Say how many lines contain the word "JSON" and give no other text.

Excerpts from a figure dataset:
============================================================

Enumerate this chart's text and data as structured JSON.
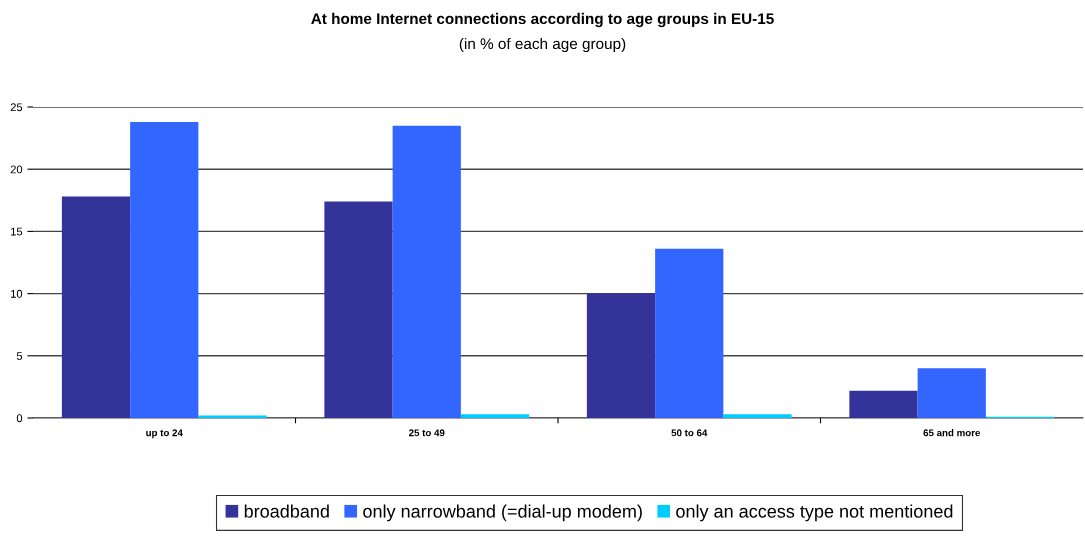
{
  "chart_data": {
    "type": "bar",
    "title": "At home Internet connections according to age groups in EU-15",
    "subtitle": "(in % of each age group)",
    "categories": [
      "up to 24",
      "25 to 49",
      "50 to 64",
      "65 and more"
    ],
    "series": [
      {
        "name": "broadband",
        "color": "#333399",
        "values": [
          17.8,
          17.4,
          10.0,
          2.2
        ]
      },
      {
        "name": "only narrowband (=dial-up modem)",
        "color": "#3366ff",
        "values": [
          23.8,
          23.5,
          13.6,
          4.0
        ]
      },
      {
        "name": "only an access type not mentioned",
        "color": "#00ccff",
        "values": [
          0.2,
          0.3,
          0.3,
          0.1
        ]
      }
    ],
    "ylim": [
      0,
      25
    ],
    "yticks": [
      0,
      5,
      10,
      15,
      20,
      25
    ],
    "grid": "y",
    "legend": "bottom"
  }
}
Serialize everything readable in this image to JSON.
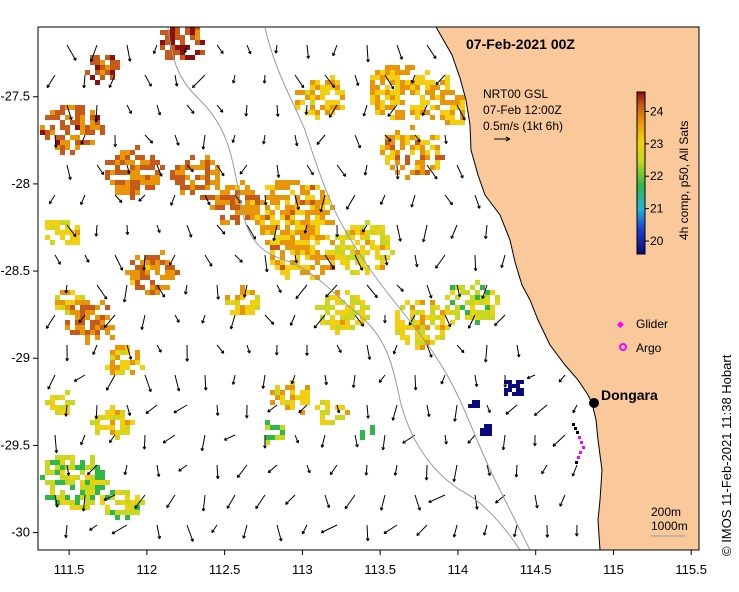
{
  "map": {
    "title": "07-Feb-2021 00Z",
    "credit": "© IMOS 11-Feb-2021 11:38 Hobart",
    "x_axis": {
      "ticks": [
        "111.5",
        "112",
        "112.5",
        "113",
        "113.5",
        "114",
        "114.5",
        "115",
        "115.5"
      ],
      "values": [
        111.5,
        112,
        112.5,
        113,
        113.5,
        114,
        114.5,
        115,
        115.5
      ],
      "range": [
        111.3,
        115.55
      ]
    },
    "y_axis": {
      "ticks": [
        "-27.5",
        "-28",
        "-28.5",
        "-29",
        "-29.5",
        "-30"
      ],
      "values": [
        -27.5,
        -28,
        -28.5,
        -29,
        -29.5,
        -30
      ],
      "range": [
        -30.1,
        -27.1
      ]
    },
    "current_legend": {
      "line1": "NRT00 GSL",
      "line2": "07-Feb 12:00Z",
      "line3": "0.5m/s (1kt 6h)"
    },
    "colorbar": {
      "label": "4h comp, p50, All Sats",
      "ticks": [
        "24",
        "23",
        "22",
        "21",
        "20"
      ],
      "values": [
        24,
        23,
        22,
        21,
        20
      ],
      "range": [
        19.6,
        24.6
      ]
    },
    "markers": {
      "glider": "Glider",
      "argo": "Argo"
    },
    "place": {
      "name": "Dongara",
      "lon": 114.93,
      "lat": -29.25
    },
    "depth_legend": {
      "line1": "200m",
      "line2": "1000m"
    },
    "colors": {
      "land": "#f9c89b",
      "sea": "#ffffff",
      "glider": "#ff00ff",
      "argo": "#ff00ff"
    }
  }
}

============================================================

◆ **The reply**
2